## EXERCISE OBJECTIVE:
Filter the entries below, keeping only lines with the word "deinen".
---------- RAW RECORDS
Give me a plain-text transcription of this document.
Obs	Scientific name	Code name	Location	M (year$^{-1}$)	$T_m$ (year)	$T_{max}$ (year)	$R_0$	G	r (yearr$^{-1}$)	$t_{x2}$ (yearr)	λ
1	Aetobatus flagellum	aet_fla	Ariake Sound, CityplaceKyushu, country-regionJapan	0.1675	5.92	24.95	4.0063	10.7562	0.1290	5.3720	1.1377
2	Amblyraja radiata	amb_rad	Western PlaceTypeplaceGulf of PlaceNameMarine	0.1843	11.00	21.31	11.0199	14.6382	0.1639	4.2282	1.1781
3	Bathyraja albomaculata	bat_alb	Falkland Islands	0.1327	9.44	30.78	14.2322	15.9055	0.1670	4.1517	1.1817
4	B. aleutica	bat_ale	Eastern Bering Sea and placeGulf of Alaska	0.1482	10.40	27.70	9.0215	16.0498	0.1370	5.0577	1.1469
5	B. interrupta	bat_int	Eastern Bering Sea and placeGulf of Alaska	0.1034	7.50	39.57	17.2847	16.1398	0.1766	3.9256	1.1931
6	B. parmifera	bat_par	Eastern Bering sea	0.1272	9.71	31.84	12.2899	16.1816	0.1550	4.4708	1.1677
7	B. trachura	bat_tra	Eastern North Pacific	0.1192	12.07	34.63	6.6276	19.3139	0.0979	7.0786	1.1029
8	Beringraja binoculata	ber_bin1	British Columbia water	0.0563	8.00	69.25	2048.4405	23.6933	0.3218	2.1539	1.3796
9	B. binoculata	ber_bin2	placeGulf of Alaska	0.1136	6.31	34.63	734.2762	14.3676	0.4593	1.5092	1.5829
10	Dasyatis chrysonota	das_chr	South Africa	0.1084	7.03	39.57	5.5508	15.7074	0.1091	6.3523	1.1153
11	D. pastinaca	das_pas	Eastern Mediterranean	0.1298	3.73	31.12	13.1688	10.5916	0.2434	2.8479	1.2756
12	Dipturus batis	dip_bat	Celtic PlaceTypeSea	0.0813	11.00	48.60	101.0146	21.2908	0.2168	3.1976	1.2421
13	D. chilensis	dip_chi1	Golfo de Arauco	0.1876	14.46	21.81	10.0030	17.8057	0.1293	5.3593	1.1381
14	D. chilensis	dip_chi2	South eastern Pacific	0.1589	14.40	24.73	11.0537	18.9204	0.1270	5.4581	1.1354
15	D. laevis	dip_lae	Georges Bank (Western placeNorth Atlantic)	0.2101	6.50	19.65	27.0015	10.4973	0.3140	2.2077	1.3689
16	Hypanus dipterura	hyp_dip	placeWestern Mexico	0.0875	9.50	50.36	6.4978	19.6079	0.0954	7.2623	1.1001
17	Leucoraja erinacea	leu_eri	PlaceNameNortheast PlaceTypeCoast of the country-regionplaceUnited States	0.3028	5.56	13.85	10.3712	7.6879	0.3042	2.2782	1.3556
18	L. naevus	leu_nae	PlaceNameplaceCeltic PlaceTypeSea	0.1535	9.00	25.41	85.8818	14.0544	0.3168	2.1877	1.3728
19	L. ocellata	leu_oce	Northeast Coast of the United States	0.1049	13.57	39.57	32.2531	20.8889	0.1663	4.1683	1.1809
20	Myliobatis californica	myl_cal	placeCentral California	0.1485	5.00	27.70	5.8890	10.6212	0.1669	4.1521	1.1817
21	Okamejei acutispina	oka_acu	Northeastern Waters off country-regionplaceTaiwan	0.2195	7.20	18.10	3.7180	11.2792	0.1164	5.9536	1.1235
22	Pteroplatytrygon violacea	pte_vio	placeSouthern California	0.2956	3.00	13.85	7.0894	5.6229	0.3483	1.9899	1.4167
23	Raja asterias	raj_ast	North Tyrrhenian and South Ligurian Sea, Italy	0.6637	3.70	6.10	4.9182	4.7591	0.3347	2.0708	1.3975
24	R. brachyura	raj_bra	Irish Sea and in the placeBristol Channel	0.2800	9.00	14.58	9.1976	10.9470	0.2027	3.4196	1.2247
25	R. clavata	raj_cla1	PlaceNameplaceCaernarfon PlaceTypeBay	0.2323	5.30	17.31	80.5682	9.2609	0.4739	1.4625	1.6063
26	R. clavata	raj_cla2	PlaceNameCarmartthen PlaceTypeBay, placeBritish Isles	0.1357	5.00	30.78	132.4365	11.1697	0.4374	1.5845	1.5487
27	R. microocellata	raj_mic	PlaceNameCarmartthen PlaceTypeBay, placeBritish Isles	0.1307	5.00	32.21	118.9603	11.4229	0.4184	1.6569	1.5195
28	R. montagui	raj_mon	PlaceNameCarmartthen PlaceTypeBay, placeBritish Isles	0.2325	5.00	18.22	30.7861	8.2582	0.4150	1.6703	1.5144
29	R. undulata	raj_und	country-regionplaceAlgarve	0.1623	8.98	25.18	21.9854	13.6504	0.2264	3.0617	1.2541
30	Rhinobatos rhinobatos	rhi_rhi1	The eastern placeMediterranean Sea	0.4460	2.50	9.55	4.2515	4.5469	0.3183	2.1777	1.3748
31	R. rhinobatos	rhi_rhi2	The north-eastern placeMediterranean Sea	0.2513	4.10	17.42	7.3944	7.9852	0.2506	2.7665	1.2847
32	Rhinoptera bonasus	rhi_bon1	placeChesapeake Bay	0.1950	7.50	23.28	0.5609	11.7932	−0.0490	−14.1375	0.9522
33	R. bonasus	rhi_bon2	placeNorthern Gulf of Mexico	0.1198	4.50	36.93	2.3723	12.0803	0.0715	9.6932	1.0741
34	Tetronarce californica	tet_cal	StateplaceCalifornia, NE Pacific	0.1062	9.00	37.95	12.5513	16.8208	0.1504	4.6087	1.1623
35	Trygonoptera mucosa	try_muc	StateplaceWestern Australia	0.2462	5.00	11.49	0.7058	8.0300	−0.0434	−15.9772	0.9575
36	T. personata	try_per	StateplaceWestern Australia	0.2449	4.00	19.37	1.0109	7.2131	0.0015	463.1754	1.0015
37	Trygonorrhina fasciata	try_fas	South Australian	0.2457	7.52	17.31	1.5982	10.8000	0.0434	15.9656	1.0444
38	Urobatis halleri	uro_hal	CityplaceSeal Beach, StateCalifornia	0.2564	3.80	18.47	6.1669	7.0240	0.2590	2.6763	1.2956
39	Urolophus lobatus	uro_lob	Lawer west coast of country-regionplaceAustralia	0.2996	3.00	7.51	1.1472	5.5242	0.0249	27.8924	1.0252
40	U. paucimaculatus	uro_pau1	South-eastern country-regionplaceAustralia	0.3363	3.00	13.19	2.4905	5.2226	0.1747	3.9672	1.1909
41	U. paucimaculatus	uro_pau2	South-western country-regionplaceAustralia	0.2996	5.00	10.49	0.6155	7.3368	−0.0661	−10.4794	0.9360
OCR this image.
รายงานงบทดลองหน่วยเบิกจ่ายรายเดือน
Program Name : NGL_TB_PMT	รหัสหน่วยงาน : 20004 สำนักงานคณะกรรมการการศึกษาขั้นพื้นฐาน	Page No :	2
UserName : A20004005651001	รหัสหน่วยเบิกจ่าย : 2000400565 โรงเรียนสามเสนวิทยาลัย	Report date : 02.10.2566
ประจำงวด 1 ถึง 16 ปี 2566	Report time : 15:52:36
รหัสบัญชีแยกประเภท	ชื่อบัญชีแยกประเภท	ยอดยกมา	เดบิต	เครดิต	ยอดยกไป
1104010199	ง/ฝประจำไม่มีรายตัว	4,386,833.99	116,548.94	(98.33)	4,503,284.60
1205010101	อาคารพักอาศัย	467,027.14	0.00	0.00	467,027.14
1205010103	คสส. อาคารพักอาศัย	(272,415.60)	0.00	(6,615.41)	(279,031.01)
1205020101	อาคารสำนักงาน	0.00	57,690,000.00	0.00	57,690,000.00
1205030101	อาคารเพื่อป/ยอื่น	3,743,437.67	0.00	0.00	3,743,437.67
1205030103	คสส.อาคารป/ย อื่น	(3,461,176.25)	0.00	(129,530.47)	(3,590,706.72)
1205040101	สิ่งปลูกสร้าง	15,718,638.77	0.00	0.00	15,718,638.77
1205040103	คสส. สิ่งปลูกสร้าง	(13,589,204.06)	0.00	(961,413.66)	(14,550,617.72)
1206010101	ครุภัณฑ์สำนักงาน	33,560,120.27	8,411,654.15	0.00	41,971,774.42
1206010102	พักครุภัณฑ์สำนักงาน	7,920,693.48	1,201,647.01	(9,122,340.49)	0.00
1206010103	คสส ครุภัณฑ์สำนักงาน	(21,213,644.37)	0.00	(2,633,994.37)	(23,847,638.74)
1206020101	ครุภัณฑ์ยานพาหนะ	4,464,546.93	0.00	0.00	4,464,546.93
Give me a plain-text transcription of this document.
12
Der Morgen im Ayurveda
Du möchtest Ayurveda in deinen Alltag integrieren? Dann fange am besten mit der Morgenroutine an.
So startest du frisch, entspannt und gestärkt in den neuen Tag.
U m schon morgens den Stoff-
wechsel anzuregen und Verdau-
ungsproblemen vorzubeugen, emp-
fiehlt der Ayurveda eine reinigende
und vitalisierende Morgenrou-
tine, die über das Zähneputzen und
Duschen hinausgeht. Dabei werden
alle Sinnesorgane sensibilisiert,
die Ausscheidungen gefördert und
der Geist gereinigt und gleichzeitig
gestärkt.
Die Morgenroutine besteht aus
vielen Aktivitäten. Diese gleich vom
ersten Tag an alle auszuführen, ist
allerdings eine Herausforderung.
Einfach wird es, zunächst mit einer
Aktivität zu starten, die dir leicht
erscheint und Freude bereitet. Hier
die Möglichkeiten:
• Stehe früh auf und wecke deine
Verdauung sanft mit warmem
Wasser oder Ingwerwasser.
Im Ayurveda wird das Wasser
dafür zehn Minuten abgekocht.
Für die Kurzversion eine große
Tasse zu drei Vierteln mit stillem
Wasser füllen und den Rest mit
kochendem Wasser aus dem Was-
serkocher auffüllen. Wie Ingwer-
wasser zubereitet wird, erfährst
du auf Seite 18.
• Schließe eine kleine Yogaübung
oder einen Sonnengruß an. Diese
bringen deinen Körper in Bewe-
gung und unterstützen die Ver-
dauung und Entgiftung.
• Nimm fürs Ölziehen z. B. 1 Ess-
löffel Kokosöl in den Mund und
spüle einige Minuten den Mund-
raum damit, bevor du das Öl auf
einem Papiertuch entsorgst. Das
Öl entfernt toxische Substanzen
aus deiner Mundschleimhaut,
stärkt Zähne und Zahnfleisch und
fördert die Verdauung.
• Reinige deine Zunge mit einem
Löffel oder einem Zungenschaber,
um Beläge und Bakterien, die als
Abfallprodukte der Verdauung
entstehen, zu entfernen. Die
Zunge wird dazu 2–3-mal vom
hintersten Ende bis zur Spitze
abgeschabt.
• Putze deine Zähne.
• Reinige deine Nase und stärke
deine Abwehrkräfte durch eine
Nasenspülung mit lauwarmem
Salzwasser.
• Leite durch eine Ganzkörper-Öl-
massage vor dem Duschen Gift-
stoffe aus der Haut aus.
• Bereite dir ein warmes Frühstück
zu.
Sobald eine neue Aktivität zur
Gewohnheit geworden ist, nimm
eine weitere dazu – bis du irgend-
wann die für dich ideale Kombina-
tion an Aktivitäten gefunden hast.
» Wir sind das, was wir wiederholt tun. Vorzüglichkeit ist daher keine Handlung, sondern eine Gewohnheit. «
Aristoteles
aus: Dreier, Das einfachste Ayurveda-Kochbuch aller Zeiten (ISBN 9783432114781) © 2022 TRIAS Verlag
--------------------
## TASK RESPONSE:
Du möchtest Ayurveda in deinen Alltag integrieren? Dann fange am besten mit der Morgenroutine an.
bringen deinen Körper in Bewe-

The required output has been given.